# Document passage
"""

Yeah it actually doesn't, it raises a CALL_FUNCTION IPI on the
current CPU. Maybe it should do that.

> 
> I'm sure this case has been tested (on x86), as I stressed this quite a
> bit, and all it takes is to have an RT task queued on the CPU
> processing the current "push" logic when it's not holding the rq locks
> and read that the current CPU now has an overloaded RT task.
> 
> If calling irq_work_queue_on() is really bad to do to the same CPU,
> then we can work on changing the logic to do something different if the
> CPU returned from rto_next_cpu() is the current CPU.

I don't actually know that it is bad. It does seem to violate the
principle of least surprise for arch code though.

From this bug report, I'm guessing it's pretty rare case to hit so
I would worry about subtle bugs. And I just cc'ed you in case your
code was actually not intending to do this.

> Or would it be possible to just change irq_work_queue_on() to call
> irq_work_queue() if cpu == smp_processor_id()?

Something like this?

kernel/irq_work: Do not raise an IPI when queueing work on the local CPU

The QEMU powerpc/pseries machine model was not expecting a self-IPI,
and it may be a bit surprising thing to do, so have irq_work_queue_on
do local queueing when target is current CPU.

Suggested-by: Steven Rostedt <rostedt@goodmis.org>
Signed-off-by: Nicholas Piggin <npiggin@gmail.com>
---
 kernel/irq_work.c | 78 ++++++++++++++++++++++++++---------------------
 1 file changed, 43 insertions(+), 35 deletions(-)

diff --git a/kernel/irq_work.c b/kernel/irq_work.c
index 6b7cdf17ccf8..f0e539d0f879 100644
--- a/kernel/irq_work.c
+++ b/kernel/irq_work.c
@@ -56,61 +56,69 @@ void __weak arch_irq_work_raise(void)
 	 */
 }
 
-/*
- * Enqueue the irq_work @work on @cpu unless it's already pending
- * somewhere.
- *
- * Can be re-enqueued while the callback is still in progress.

"""

Data listing
"""

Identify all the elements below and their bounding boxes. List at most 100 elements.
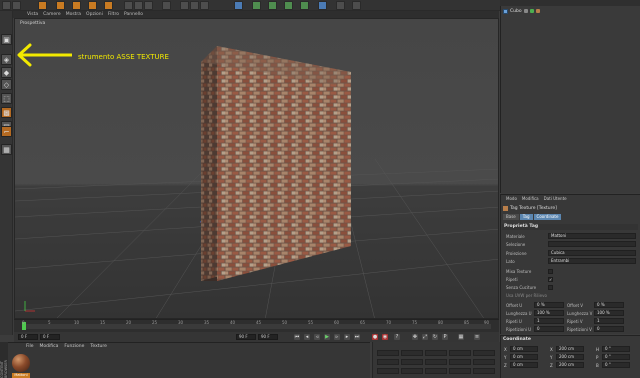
materiale-field[interactable]: Mattoni <box>548 233 636 239</box>
position-y-field[interactable]: 0 cm <box>510 354 538 360</box>
polygon-mode-icon[interactable]: ▩ <box>1 107 12 118</box>
attr-menu-modo[interactable]: Modo <box>506 196 517 201</box>
perspective-viewport[interactable]: Prospettiva <box>14 18 499 319</box>
rotation-p-field[interactable]: 0 ° <box>602 354 630 360</box>
size-z-field[interactable]: 200 cm <box>556 362 584 368</box>
rotate-tool-button[interactable] <box>88 1 97 10</box>
attr-menu-dati-utente[interactable]: Dati Utente <box>544 196 567 201</box>
mat-menu-modifica[interactable]: Modifica <box>40 344 59 349</box>
render-view-button[interactable] <box>180 1 189 10</box>
bc-field[interactable] <box>425 359 447 365</box>
bc-field[interactable] <box>401 350 423 356</box>
object-axis-tool-icon[interactable]: ◇ <box>1 79 12 90</box>
len-v-field[interactable]: 100 % <box>594 310 624 316</box>
redo-button[interactable] <box>12 1 21 10</box>
bc-field[interactable] <box>377 350 399 356</box>
point-level-icon[interactable]: ▦ <box>458 334 464 340</box>
bc-field[interactable] <box>449 368 471 374</box>
render-picture-button[interactable] <box>190 1 199 10</box>
size-y-field[interactable]: 200 cm <box>556 354 584 360</box>
bc-field[interactable] <box>449 350 471 356</box>
material-preview-ball[interactable] <box>12 354 30 372</box>
record-icon[interactable]: ● <box>372 334 378 340</box>
play-icon[interactable]: ▶ <box>324 334 330 340</box>
cube-object-button[interactable] <box>234 1 243 10</box>
move-tool-button[interactable] <box>56 1 65 10</box>
z-axis-button[interactable] <box>144 1 153 10</box>
prev-frame-icon[interactable]: ◃ <box>314 334 320 340</box>
next-key-icon[interactable]: ▸ <box>344 334 350 340</box>
go-to-start-icon[interactable]: ⏮ <box>294 334 300 340</box>
last-tool-button[interactable] <box>104 1 113 10</box>
layer-dot-icon[interactable] <box>523 9 528 13</box>
rip-v-field[interactable]: 1 <box>594 318 624 324</box>
array-button[interactable] <box>284 1 293 10</box>
bc-field[interactable] <box>401 368 423 374</box>
mat-menu-file[interactable]: File <box>26 344 34 349</box>
bc-field[interactable] <box>377 368 399 374</box>
bc-field[interactable] <box>377 359 399 365</box>
menu-mostra[interactable]: Mostra <box>66 12 81 17</box>
bc-field[interactable] <box>401 359 423 365</box>
nurbs-button[interactable] <box>268 1 277 10</box>
bc-field[interactable] <box>425 350 447 356</box>
bc-field[interactable] <box>473 359 495 365</box>
size-x-field[interactable]: 200 cm <box>556 346 584 352</box>
mat-menu-texture[interactable]: Texture <box>90 344 106 349</box>
rotation-b-field[interactable]: 0 ° <box>602 362 630 368</box>
tab-tag[interactable]: Tag <box>519 214 533 220</box>
bc-field[interactable] <box>425 368 447 374</box>
scene-button[interactable] <box>318 1 327 10</box>
visibility-check-icon[interactable] <box>529 9 534 13</box>
menu-camere[interactable]: Camere <box>43 12 61 17</box>
len-u-field[interactable]: 100 % <box>534 310 564 316</box>
timeline-settings-icon[interactable]: ≡ <box>474 334 480 340</box>
points-mode-icon[interactable]: ⬚ <box>1 93 12 104</box>
menu-vista[interactable]: Vista <box>27 12 38 17</box>
scale-tool-button[interactable] <box>72 1 81 10</box>
end-frame-field[interactable]: 90 F <box>236 334 256 340</box>
mixa-texture-checkbox[interactable] <box>548 269 553 274</box>
prev-key-icon[interactable]: ◂ <box>304 334 310 340</box>
content-browser-tab[interactable]: CONTENT BROWSER <box>0 342 8 378</box>
rotation-key-icon[interactable]: ↻ <box>432 334 438 340</box>
texture-axis-tool-icon[interactable]: ◈ <box>1 54 12 65</box>
light-button[interactable] <box>352 1 361 10</box>
rip-u-field[interactable]: 1 <box>534 318 564 324</box>
keyframe-selection-icon[interactable]: ? <box>394 334 400 340</box>
x-axis-button[interactable] <box>124 1 133 10</box>
object-row-cubo[interactable]: Cubo <box>503 8 638 14</box>
menu-pannello[interactable]: Pannello <box>124 12 143 17</box>
mat-menu-funzione[interactable]: Funzione <box>64 344 84 349</box>
proiezione-dropdown[interactable]: Cubica <box>548 250 636 256</box>
attr-menu-modifica[interactable]: Modifica <box>522 196 539 201</box>
bc-field[interactable] <box>473 350 495 356</box>
undo-button[interactable] <box>2 1 11 10</box>
ripeti-checkbox[interactable]: ✓ <box>548 277 553 282</box>
param-key-icon[interactable]: P <box>442 334 448 340</box>
live-selection-button[interactable] <box>38 1 47 10</box>
selezione-field[interactable] <box>548 241 636 247</box>
menu-opzioni[interactable]: Opzioni <box>86 12 103 17</box>
snap-icon[interactable]: ⌐ <box>1 126 12 137</box>
start-frame-field[interactable]: 0 F <box>18 334 38 340</box>
model-tool-icon[interactable]: ◆ <box>1 67 12 78</box>
texture-tag-icon[interactable] <box>535 9 540 13</box>
position-x-field[interactable]: 0 cm <box>510 346 538 352</box>
scale-key-icon[interactable]: ⤢ <box>422 334 428 340</box>
material-name[interactable]: Mattoni <box>12 373 30 378</box>
bc-field[interactable] <box>473 368 495 374</box>
max-frame-field[interactable]: 90 F <box>258 334 278 340</box>
position-key-icon[interactable]: ✥ <box>412 334 418 340</box>
deformer-button[interactable] <box>300 1 309 10</box>
autokey-icon[interactable]: ◉ <box>382 334 388 340</box>
object-name[interactable]: Cubo <box>510 9 522 14</box>
go-to-end-icon[interactable]: ⏭ <box>354 334 360 340</box>
tab-base[interactable]: Base <box>503 214 519 220</box>
spline-button[interactable] <box>252 1 261 10</box>
coord-system-button[interactable] <box>162 1 171 10</box>
lato-dropdown[interactable]: Entrambi <box>548 258 636 264</box>
current-frame-field[interactable]: 0 F <box>40 334 60 340</box>
position-z-field[interactable]: 0 cm <box>510 362 538 368</box>
rotation-h-field[interactable]: 0 ° <box>602 346 630 352</box>
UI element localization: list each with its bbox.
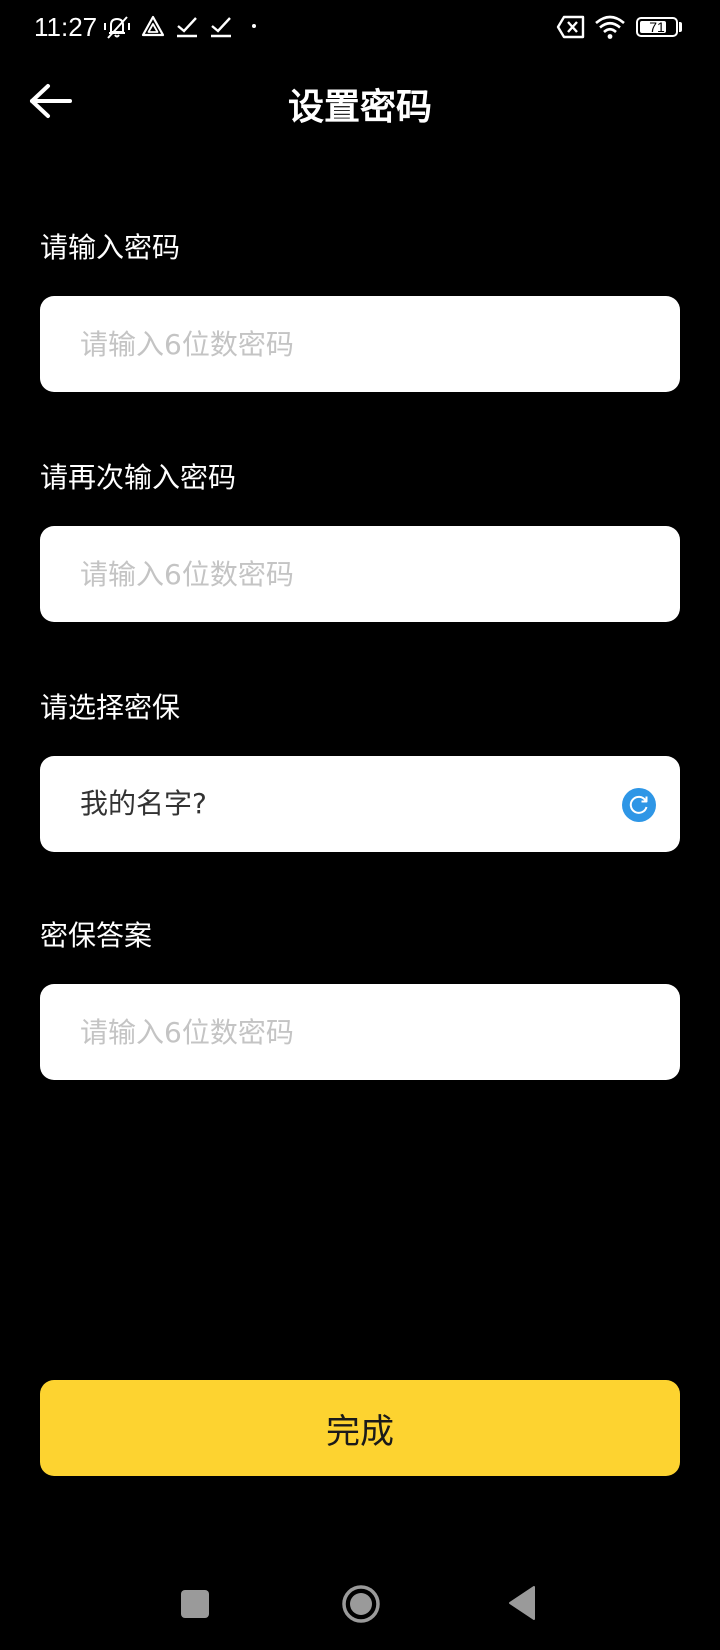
battery-level: 71 xyxy=(649,19,665,35)
status-time: 11:27 xyxy=(34,12,98,42)
no-sim-icon xyxy=(556,15,585,39)
done-button[interactable]: 完成 xyxy=(40,1380,680,1476)
password-label: 请输入密码 xyxy=(40,231,181,264)
password-input[interactable] xyxy=(80,296,640,392)
security-question-label: 请选择密保 xyxy=(40,691,181,724)
security-answer-field[interactable] xyxy=(40,984,680,1080)
battery-icon: 71 xyxy=(636,17,678,37)
security-question-select[interactable]: 我的名字? xyxy=(40,756,680,852)
confirm-password-input[interactable] xyxy=(80,526,640,622)
app-notification-icon xyxy=(141,15,165,37)
battery-tip xyxy=(679,22,682,32)
page-title: 设置密码 xyxy=(287,87,432,128)
wifi-icon xyxy=(595,15,625,39)
password-field[interactable] xyxy=(40,296,680,392)
refresh-icon[interactable] xyxy=(622,788,656,822)
back-triangle-icon[interactable] xyxy=(508,1585,536,1621)
confirm-password-field[interactable] xyxy=(40,526,680,622)
confirm-password-label: 请再次输入密码 xyxy=(40,461,237,494)
security-answer-input[interactable] xyxy=(80,984,640,1080)
screen: 11:27 71 设置密码 请输入密码 请再次输入密码 请选择密保 我的名字? … xyxy=(0,0,720,1650)
dot-icon xyxy=(252,24,256,28)
check-icon xyxy=(211,17,231,38)
recents-square-icon[interactable] xyxy=(181,1590,209,1618)
check-icon xyxy=(177,17,197,38)
status-bar: 11:27 71 xyxy=(0,0,720,56)
security-question-value: 我的名字? xyxy=(80,787,207,820)
home-circle-icon[interactable] xyxy=(341,1584,381,1624)
security-answer-label: 密保答案 xyxy=(40,919,153,952)
notification-muted-icon xyxy=(104,16,130,39)
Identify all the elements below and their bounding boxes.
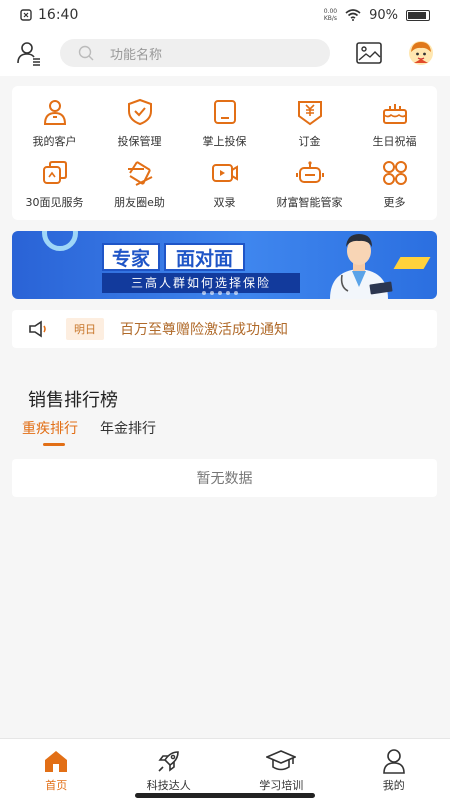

"""

# Exercise description
Can you reproduce the irq_work patch discussion word for word, starting with "From this bug" and going on through "cpu == smp_processor_id()?"?

# Solution to the problem
From this bug report, I'm guessing it's pretty rare case to hit so
I would worry about subtle bugs. And I just cc'ed you in case your
code was actually not intending to do this.

> Or would it be possible to just change irq_work_queue_on() to call
> irq_work_queue() if cpu == smp_processor_id()?